→ **EXERCISE REQUIREMENTS**: Set down the whole listing verbatim.
------------------------------------------------------------
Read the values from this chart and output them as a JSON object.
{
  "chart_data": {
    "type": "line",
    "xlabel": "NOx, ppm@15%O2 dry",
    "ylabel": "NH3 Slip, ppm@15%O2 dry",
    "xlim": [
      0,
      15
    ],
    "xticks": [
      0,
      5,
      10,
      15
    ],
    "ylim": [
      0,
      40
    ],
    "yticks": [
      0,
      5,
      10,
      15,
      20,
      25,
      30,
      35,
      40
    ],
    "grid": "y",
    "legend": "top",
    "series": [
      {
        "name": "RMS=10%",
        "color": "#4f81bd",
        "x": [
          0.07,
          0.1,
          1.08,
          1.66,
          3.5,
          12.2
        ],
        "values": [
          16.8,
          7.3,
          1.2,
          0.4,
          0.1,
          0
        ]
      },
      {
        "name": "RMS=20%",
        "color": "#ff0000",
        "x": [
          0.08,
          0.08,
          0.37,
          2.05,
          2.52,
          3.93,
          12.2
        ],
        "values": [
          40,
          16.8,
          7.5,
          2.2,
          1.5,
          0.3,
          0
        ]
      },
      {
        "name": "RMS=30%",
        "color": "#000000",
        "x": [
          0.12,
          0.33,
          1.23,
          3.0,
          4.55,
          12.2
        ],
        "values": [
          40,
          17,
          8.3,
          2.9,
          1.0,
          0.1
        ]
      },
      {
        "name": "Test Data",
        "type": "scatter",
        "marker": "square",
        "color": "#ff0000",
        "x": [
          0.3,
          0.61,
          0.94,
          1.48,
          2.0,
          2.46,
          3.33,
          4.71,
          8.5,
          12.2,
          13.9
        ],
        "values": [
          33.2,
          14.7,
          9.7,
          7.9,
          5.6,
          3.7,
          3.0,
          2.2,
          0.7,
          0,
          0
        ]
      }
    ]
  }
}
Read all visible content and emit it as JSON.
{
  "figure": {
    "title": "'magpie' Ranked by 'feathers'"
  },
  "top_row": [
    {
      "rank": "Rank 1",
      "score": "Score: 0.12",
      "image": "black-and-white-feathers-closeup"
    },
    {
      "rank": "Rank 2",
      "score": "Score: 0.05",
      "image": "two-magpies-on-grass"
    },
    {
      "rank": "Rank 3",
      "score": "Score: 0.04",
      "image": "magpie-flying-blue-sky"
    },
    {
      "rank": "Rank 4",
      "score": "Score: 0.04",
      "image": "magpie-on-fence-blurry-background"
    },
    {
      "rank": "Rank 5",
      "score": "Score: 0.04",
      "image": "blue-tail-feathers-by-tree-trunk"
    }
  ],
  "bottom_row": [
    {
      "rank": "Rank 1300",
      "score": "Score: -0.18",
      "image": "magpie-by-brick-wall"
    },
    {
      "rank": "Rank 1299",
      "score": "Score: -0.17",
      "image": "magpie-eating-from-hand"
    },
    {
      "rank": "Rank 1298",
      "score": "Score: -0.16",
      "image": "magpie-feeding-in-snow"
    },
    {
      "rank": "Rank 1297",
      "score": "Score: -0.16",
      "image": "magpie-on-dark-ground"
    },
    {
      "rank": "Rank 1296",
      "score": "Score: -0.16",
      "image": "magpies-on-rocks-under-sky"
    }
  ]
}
------------------------------------------------------------
→ **RIGHT ANSWER**:
Read the values from this chart and output them as a JSON object.
{
  "chart_data": {
    "type": "line",
    "xlabel": "NOx, ppm@15%O2 dry",
    "ylabel": "NH3 Slip, ppm@15%O2 dry",
    "xlim": [
      0,
      15
    ],
    "xticks": [
      0,
      5,
      10,
      15
    ],
    "ylim": [
      0,
      40
    ],
    "yticks": [
      0,
      5,
      10,
      15,
      20,
      25,
      30,
      35,
      40
    ],
    "grid": "y",
    "legend": "top",
    "series": [
      {
        "name": "RMS=10%",
        "color": "#4f81bd",
        "x": [
          0.07,
          0.1,
          1.08,
          1.66,
          3.5,
          12.2
        ],
        "values": [
          16.8,
          7.3,
          1.2,
          0.4,
          0.1,
          0
        ]
      },
      {
        "name": "RMS=20%",
        "color": "#ff0000",
        "x": [
          0.08,
          0.08,
          0.37,
          2.05,
          2.52,
          3.93,
          12.2
        ],
        "values": [
          40,
          16.8,
          7.5,
          2.2,
          1.5,
          0.3,
          0
        ]
      },
      {
        "name": "RMS=30%",
        "color": "#000000",
        "x": [
          0.12,
          0.33,
          1.23,
          3.0,
          4.55,
          12.2
        ],
        "values": [
          40,
          17,
          8.3,
          2.9,
          1.0,
          0.1
        ]
      },
      {
        "name": "Test Data",
        "type": "scatter",
        "marker": "square",
        "color": "#ff0000",
        "x": [
          0.3,
          0.61,
          0.94,
          1.48,
          2.0,
          2.46,
          3.33,
          4.71,
          8.5,
          12.2,
          13.9
        ],
        "values": [
          33.2,
          14.7,
          9.7,
          7.9,
          5.6,
          3.7,
          3.0,
          2.2,
          0.7,
          0,
          0
        ]
      }
    ]
  }
}
Read all visible content and emit it as JSON.
{
  "figure": {
    "title": "'magpie' Ranked by 'feathers'"
  },
  "top_row": [
    {
      "rank": "Rank 1",
      "score": "Score: 0.12",
      "image": "black-and-white-feathers-closeup"
    },
    {
      "rank": "Rank 2",
      "score": "Score: 0.05",
      "image": "two-magpies-on-grass"
    },
    {
      "rank": "Rank 3",
      "score": "Score: 0.04",
      "image": "magpie-flying-blue-sky"
    },
    {
      "rank": "Rank 4",
      "score": "Score: 0.04",
      "image": "magpie-on-fence-blurry-background"
    },
    {
      "rank": "Rank 5",
      "score": "Score: 0.04",
      "image": "blue-tail-feathers-by-tree-trunk"
    }
  ],
  "bottom_row": [
    {
      "rank": "Rank 1300",
      "score": "Score: -0.18",
      "image": "magpie-by-brick-wall"
    },
    {
      "rank": "Rank 1299",
      "score": "Score: -0.17",
      "image": "magpie-eating-from-hand"
    },
    {
      "rank": "Rank 1298",
      "score": "Score: -0.16",
      "image": "magpie-feeding-in-snow"
    },
    {
      "rank": "Rank 1297",
      "score": "Score: -0.16",
      "image": "magpie-on-dark-ground"
    },
    {
      "rank": "Rank 1296",
      "score": "Score: -0.16",
      "image": "magpies-on-rocks-under-sky"
    }
  ]
}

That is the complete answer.